### [Problem to solve]
Copy every line, leaving nothing out and adding nothing.
* * * * * * * * *
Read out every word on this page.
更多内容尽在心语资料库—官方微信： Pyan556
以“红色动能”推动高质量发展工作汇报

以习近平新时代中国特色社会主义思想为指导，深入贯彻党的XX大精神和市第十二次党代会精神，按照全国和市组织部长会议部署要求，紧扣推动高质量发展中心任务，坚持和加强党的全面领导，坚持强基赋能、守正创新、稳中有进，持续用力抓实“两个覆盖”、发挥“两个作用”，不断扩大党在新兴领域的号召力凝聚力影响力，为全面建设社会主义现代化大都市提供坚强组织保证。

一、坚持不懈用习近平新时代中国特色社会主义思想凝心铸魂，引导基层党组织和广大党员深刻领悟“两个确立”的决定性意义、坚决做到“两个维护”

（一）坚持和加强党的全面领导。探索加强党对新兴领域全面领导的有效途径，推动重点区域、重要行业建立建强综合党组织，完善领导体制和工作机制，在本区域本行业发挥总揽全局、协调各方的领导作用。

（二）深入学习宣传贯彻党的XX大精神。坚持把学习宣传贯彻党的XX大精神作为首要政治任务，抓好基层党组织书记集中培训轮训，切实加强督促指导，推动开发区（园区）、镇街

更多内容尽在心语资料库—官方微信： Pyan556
* * * * * * * * *
### [Complete answer]
Read out every word on this page.
更多内容尽在心语资料库—官方微信： Pyan556
以“红色动能”推动高质量发展工作汇报

以习近平新时代中国特色社会主义思想为指导，深入贯彻党的XX大精神和市第十二次党代会精神，按照全国和市组织部长会议部署要求，紧扣推动高质量发展中心任务，坚持和加强党的全面领导，坚持强基赋能、守正创新、稳中有进，持续用力抓实“两个覆盖”、发挥“两个作用”，不断扩大党在新兴领域的号召力凝聚力影响力，为全面建设社会主义现代化大都市提供坚强组织保证。

一、坚持不懈用习近平新时代中国特色社会主义思想凝心铸魂，引导基层党组织和广大党员深刻领悟“两个确立”的决定性意义、坚决做到“两个维护”

（一）坚持和加强党的全面领导。探索加强党对新兴领域全面领导的有效途径，推动重点区域、重要行业建立建强综合党组织，完善领导体制和工作机制，在本区域本行业发挥总揽全局、协调各方的领导作用。

（二）深入学习宣传贯彻党的XX大精神。坚持把学习宣传贯彻党的XX大精神作为首要政治任务，抓好基层党组织书记集中培训轮训，切实加强督促指导，推动开发区（园区）、镇街

更多内容尽在心语资料库—官方微信： Pyan556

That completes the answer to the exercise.